___ EXCERPTED RECORDS

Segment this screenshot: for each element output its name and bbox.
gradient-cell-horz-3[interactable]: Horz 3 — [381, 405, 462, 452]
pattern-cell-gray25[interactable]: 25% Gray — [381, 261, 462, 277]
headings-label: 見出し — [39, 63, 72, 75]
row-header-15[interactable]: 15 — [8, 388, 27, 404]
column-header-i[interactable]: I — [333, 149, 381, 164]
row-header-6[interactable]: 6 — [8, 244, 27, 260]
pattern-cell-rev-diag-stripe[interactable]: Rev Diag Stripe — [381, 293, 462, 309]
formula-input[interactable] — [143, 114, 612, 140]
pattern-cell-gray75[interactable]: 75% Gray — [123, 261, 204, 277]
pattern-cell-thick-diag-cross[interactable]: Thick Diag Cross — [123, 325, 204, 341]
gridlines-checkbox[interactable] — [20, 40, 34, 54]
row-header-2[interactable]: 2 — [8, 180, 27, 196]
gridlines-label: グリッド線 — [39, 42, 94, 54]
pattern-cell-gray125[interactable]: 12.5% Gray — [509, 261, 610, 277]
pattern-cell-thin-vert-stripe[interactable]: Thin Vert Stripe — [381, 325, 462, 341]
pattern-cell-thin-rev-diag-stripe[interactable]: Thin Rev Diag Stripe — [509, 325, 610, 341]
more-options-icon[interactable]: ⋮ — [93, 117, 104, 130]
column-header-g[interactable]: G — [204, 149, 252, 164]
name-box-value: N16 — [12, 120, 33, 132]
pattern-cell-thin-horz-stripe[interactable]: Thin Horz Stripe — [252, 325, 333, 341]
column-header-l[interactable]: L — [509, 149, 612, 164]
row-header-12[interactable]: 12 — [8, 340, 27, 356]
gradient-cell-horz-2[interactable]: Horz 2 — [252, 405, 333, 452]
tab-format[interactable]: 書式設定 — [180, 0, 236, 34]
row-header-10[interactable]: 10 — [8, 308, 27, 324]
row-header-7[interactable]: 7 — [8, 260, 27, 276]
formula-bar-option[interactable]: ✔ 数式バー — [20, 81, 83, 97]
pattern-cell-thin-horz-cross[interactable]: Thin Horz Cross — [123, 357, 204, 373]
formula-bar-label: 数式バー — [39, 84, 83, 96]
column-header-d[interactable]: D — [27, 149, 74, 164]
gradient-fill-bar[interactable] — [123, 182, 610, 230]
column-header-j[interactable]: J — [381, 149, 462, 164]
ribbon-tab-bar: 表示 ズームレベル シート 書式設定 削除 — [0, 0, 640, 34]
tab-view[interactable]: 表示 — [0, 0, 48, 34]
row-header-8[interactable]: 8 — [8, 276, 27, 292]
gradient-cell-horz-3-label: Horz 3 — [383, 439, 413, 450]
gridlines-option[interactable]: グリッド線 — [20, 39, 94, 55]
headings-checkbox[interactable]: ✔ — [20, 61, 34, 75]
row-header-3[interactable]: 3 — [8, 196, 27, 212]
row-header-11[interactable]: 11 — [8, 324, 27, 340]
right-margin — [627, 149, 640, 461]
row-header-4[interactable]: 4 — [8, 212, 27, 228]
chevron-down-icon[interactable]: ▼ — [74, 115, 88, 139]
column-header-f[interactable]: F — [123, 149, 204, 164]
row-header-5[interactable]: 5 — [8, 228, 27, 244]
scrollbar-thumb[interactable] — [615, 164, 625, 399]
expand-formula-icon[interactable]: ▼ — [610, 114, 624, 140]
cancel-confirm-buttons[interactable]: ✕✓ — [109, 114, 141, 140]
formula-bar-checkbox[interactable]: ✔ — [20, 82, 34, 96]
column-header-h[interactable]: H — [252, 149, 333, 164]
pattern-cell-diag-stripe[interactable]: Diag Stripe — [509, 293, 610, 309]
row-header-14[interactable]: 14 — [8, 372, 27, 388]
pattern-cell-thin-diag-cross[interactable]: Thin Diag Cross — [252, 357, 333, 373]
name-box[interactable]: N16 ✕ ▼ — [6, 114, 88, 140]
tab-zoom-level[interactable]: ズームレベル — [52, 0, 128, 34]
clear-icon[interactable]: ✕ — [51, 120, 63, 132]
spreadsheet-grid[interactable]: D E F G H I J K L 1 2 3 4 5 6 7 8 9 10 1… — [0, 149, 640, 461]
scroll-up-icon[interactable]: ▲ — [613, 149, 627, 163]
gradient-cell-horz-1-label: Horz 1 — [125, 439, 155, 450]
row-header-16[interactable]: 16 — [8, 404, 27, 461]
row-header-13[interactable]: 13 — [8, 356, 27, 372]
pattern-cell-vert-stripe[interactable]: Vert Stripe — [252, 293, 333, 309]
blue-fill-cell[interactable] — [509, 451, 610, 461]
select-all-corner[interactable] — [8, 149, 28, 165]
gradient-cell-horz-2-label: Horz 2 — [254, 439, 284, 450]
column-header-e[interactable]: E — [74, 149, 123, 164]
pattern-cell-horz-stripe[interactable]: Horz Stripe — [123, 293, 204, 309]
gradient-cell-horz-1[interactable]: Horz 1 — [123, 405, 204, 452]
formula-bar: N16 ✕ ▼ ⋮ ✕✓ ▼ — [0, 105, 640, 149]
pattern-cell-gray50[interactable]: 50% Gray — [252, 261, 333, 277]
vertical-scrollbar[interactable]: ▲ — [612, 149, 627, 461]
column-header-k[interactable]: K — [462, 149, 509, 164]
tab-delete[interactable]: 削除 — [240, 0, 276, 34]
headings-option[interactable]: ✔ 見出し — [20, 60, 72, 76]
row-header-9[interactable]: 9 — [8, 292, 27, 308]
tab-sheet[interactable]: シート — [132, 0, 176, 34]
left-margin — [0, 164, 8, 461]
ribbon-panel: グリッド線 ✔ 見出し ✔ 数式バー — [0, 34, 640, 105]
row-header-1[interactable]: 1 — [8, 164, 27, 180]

______

> _EXERCISE_: Recast every line of the data above as a JSON list of strings, one string per line, leaving out any blank lines.

> _SOLUTION TO THIS PROBLEM_:
[
  "Segment this screenshot: for each element output its name and bbox.",
  "gradient-cell-horz-3[interactable]: Horz 3 — [381, 405, 462, 452]",
  "pattern-cell-gray25[interactable]: 25% Gray — [381, 261, 462, 277]",
  "headings-label: 見出し — [39, 63, 72, 75]",
  "row-header-15[interactable]: 15 — [8, 388, 27, 404]",
  "column-header-i[interactable]: I — [333, 149, 381, 164]",
  "row-header-6[interactable]: 6 — [8, 244, 27, 260]",
  "pattern-cell-rev-diag-stripe[interactable]: Rev Diag Stripe — [381, 293, 462, 309]",
  "formula-input[interactable] — [143, 114, 612, 140]",
  "pattern-cell-gray75[interactable]: 75% Gray — [123, 261, 204, 277]",
  "pattern-cell-thick-diag-cross[interactable]: Thick Diag Cross — [123, 325, 204, 341]",
  "gridlines-checkbox[interactable] — [20, 40, 34, 54]",
  "row-header-2[interactable]: 2 — [8, 180, 27, 196]",
  "gridlines-label: グリッド線 — [39, 42, 94, 54]",
  "pattern-cell-gray125[interactable]: 12.5% Gray — [509, 261, 610, 277]",
  "pattern-cell-thin-vert-stripe[interactable]: Thin Vert Stripe — [381, 325, 462, 341]",
  "pattern-cell-thin-rev-diag-stripe[interactable]: Thin Rev Diag Stripe — [509, 325, 610, 341]",
  "more-options-icon[interactable]: ⋮ — [93, 117, 104, 130]",
  "column-header-g[interactable]: G — [204, 149, 252, 164]",
  "name-box-value: N16 — [12, 120, 33, 132]",
  "pattern-cell-thin-horz-stripe[interactable]: Thin Horz Stripe — [252, 325, 333, 341]",
  "column-header-l[interactable]: L — [509, 149, 612, 164]",
  "row-header-12[interactable]: 12 — [8, 340, 27, 356]",
  "gradient-cell-horz-2[interactable]: Horz 2 — [252, 405, 333, 452]",
  "tab-format[interactable]: 書式設定 — [180, 0, 236, 34]",
  "row-header-10[interactable]: 10 — [8, 308, 27, 324]",
  "row-header-7[interactable]: 7 — [8, 260, 27, 276]",
  "formula-bar-option[interactable]: ✔ 数式バー — [20, 81, 83, 97]",
  "pattern-cell-thin-horz-cross[interactable]: Thin Horz Cross — [123, 357, 204, 373]",
  "formula-bar-label: 数式バー — [39, 84, 83, 96]",
  "column-header-d[interactable]: D — [27, 149, 74, 164]",
  "gradient-fill-bar[interactable] — [123, 182, 610, 230]",
  "column-header-j[interactable]: J — [381, 149, 462, 164]",
  "ribbon-tab-bar: 表示 ズームレベル シート 書式設定 削除 — [0, 0, 640, 34]",
  "tab-view[interactable]: 表示 — [0, 0, 48, 34]",
  "row-header-8[interactable]: 8 — [8, 276, 27, 292]",
  "gradient-cell-horz-3-label: Horz 3 — [383, 439, 413, 450]",
  "gridlines-option[interactable]: グリッド線 — [20, 39, 94, 55]",
  "headings-checkbox[interactable]: ✔ — [20, 61, 34, 75]",
  "row-header-3[interactable]: 3 — [8, 196, 27, 212]",
  "row-header-11[interactable]: 11 — [8, 324, 27, 340]",
  "right-margin — [627, 149, 640, 461]",
  "row-header-4[interactable]: 4 — [8, 212, 27, 228]",
  "chevron-down-icon[interactable]: ▼ — [74, 115, 88, 139]",
  "column-header-f[interactable]: F — [123, 149, 204, 164]",
  "row-header-5[interactable]: 5 — [8, 228, 27, 244]",
  "scrollbar-thumb[interactable] — [615, 164, 625, 399]",
  "expand-formula-icon[interactable]: ▼ — [610, 114, 624, 140]",
  "cancel-confirm-buttons[interactable]: ✕✓ — [109, 114, 141, 140]",
  "formula-bar-checkbox[interactable]: ✔ — [20, 82, 34, 96]",
  "column-header-h[interactable]: H — [252, 149, 333, 164]",
  "pattern-cell-diag-stripe[interactable]: Diag Stripe — [509, 293, 610, 309]",
  "row-header-14[interactable]: 14 — [8, 372, 27, 388]",
  "pattern-cell-thin-diag-cross[interactable]: Thin Diag Cross — [252, 357, 333, 373]",
  "name-box[interactable]: N16 ✕ ▼ — [6, 114, 88, 140]",
  "tab-zoom-level[interactable]: ズームレベル — [52, 0, 128, 34]",
  "clear-icon[interactable]: ✕ — [51, 120, 63, 132]",
  "spreadsheet-grid[interactable]: D E F G H I J K L 1 2 3 4 5 6 7 8 9 10 1… — [0, 149, 640, 461]",
  "scroll-up-icon[interactable]: ▲ — [613, 149, 627, 163]",
  "gradient-cell-horz-1-label: Horz 1 — [125, 439, 155, 450]",
  "row-header-16[interactable]: 16 — [8, 404, 27, 461]",
  "row-header-13[interactable]: 13 — [8, 356, 27, 372]",
  "pattern-cell-vert-stripe[interactable]: Vert Stripe — [252, 293, 333, 309]",
  "blue-fill-cell[interactable] — [509, 451, 610, 461]",
  "select-all-corner[interactable] — [8, 149, 28, 165]",
  "gradient-cell-horz-2-label: Horz 2 — [254, 439, 284, 450]",
  "column-header-e[interactable]: E — [74, 149, 123, 164]",
  "pattern-cell-horz-stripe[interactable]: Horz Stripe — [123, 293, 204, 309]",
  "gradient-cell-horz-1[interactable]: Horz 1 — [123, 405, 204, 452]",
  "formula-bar: N16 ✕ ▼ ⋮ ✕✓ ▼ — [0, 105, 640, 149]",
  "pattern-cell-gray50[interactable]: 50% Gray — [252, 261, 333, 277]",
  "vertical-scrollbar[interactable]: ▲ — [612, 149, 627, 461]",
  "column-header-k[interactable]: K — [462, 149, 509, 164]",
  "tab-delete[interactable]: 削除 — [240, 0, 276, 34]",
  "headings-option[interactable]: ✔ 見出し — [20, 60, 72, 76]",
  "row-header-9[interactable]: 9 — [8, 292, 27, 308]",
  "tab-sheet[interactable]: シート — [132, 0, 176, 34]",
  "left-margin — [0, 164, 8, 461]",
  "ribbon-panel: グリッド線 ✔ 見出し ✔ 数式バー — [0, 34, 640, 105]",
  "row-header-1[interactable]: 1 — [8, 164, 27, 180]"
]